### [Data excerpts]
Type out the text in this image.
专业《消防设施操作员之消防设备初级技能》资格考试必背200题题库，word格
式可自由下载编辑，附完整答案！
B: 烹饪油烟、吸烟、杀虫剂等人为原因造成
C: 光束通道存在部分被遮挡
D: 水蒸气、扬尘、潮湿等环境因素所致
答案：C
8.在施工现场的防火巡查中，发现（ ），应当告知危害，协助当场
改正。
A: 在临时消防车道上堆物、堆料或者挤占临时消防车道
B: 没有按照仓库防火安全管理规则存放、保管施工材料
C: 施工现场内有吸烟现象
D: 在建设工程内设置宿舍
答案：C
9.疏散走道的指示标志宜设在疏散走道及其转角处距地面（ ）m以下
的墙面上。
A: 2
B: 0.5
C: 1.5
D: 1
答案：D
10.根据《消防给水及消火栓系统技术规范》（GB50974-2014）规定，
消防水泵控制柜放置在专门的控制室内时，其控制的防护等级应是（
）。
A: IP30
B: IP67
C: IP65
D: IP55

* * *

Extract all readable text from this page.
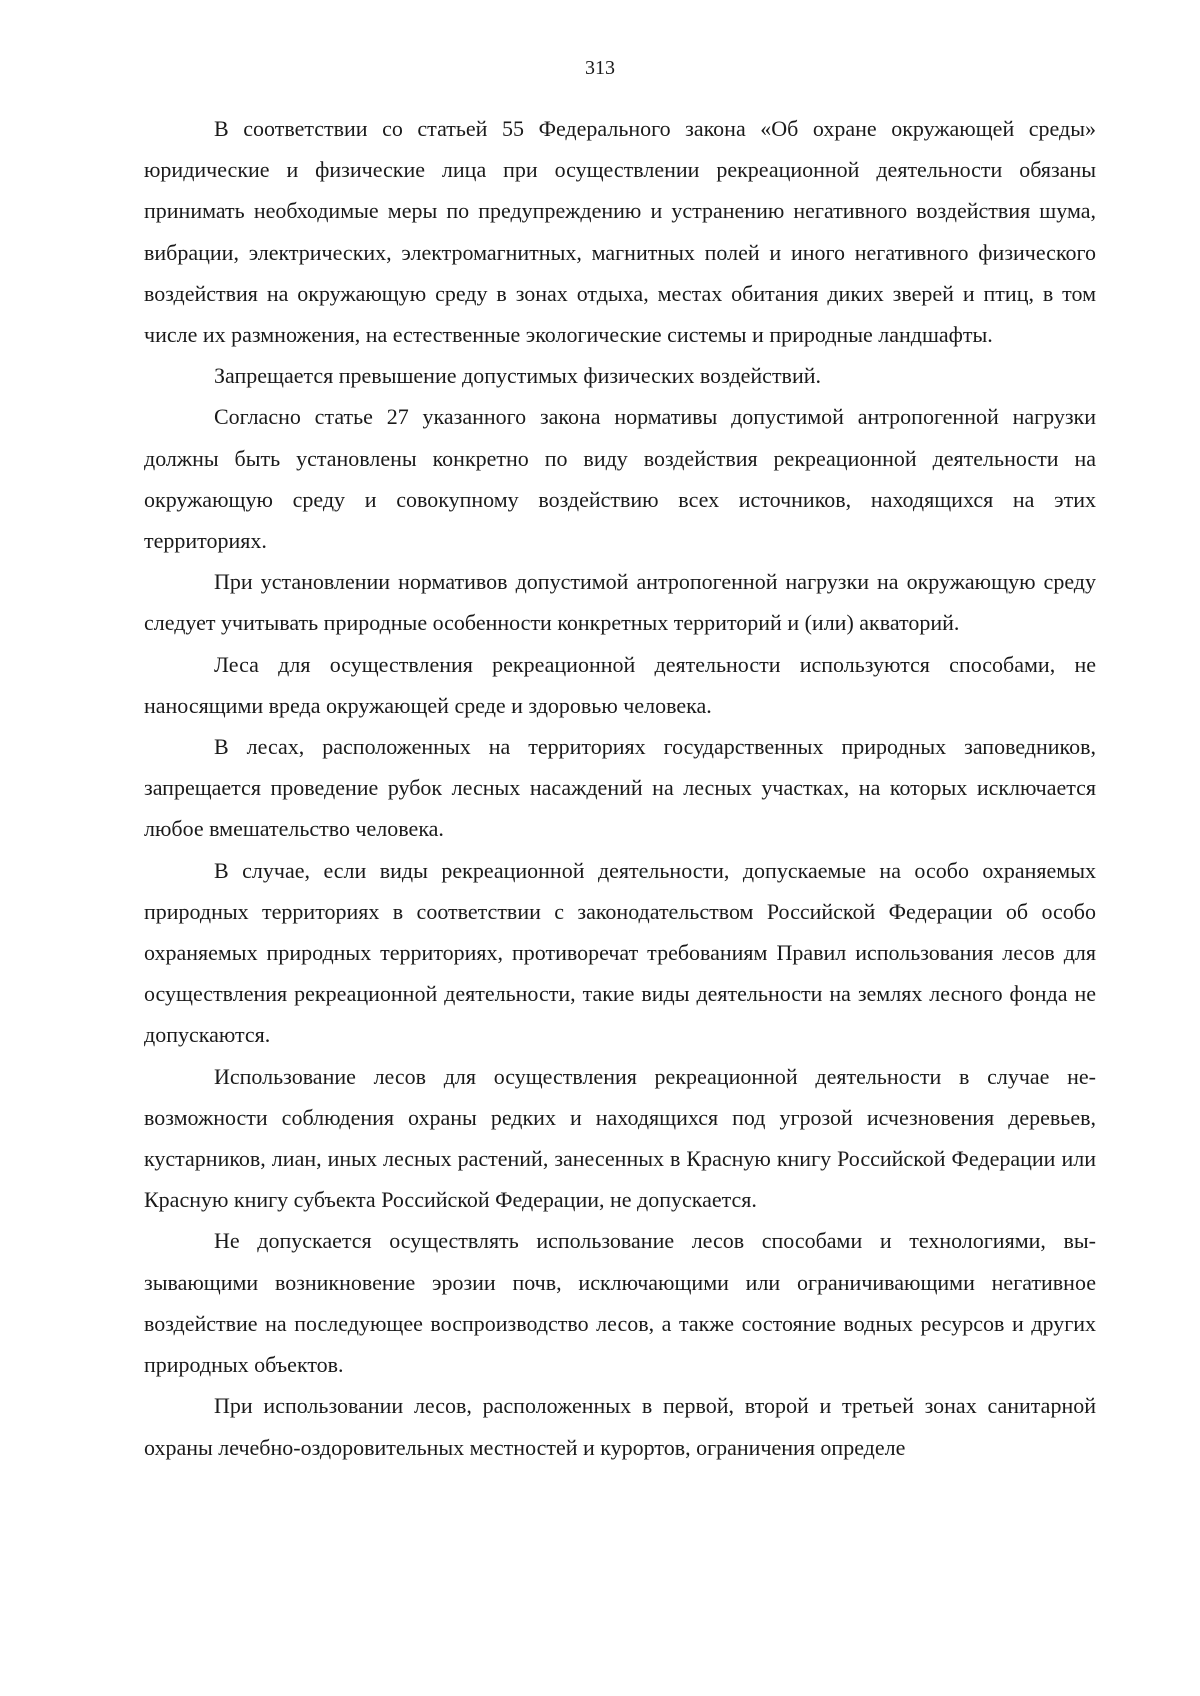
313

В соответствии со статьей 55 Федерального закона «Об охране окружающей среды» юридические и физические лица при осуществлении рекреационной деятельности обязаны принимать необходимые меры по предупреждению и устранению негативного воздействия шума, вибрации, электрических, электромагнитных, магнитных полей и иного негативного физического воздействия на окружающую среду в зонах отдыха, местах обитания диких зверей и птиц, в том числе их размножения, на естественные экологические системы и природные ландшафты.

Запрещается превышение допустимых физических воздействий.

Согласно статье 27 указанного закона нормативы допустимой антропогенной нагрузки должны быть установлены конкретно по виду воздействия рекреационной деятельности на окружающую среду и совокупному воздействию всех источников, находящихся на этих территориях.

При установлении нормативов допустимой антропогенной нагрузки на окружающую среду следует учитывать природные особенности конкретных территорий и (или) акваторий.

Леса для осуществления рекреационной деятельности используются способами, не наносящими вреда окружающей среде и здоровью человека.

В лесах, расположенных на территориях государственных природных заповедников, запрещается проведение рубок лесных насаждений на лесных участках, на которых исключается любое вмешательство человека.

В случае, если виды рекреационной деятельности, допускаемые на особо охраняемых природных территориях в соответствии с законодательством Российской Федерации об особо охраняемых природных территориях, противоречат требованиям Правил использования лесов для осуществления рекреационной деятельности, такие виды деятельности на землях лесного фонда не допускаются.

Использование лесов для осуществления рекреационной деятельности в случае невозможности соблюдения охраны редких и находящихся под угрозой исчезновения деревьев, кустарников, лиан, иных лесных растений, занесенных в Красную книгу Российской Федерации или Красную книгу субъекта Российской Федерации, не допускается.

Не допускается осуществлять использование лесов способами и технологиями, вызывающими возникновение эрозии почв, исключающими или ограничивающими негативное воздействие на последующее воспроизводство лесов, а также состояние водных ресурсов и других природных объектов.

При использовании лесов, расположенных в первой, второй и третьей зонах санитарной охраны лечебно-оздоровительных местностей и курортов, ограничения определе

### [What is required]
Select all lines in the listing that include the word "антропогенной".

### [Result below]
Согласно статье 27 указанного закона нормативы допустимой антропогенной нагрузки должны быть установлены конкретно по виду воздействия рекреационной деятельности на окружающую среду и совокупному воздействию всех источников, находящихся на этих территориях.
При установлении нормативов допустимой антропогенной нагрузки на окружающую среду следует учитывать природные особенности конкретных территорий и (или) акваторий.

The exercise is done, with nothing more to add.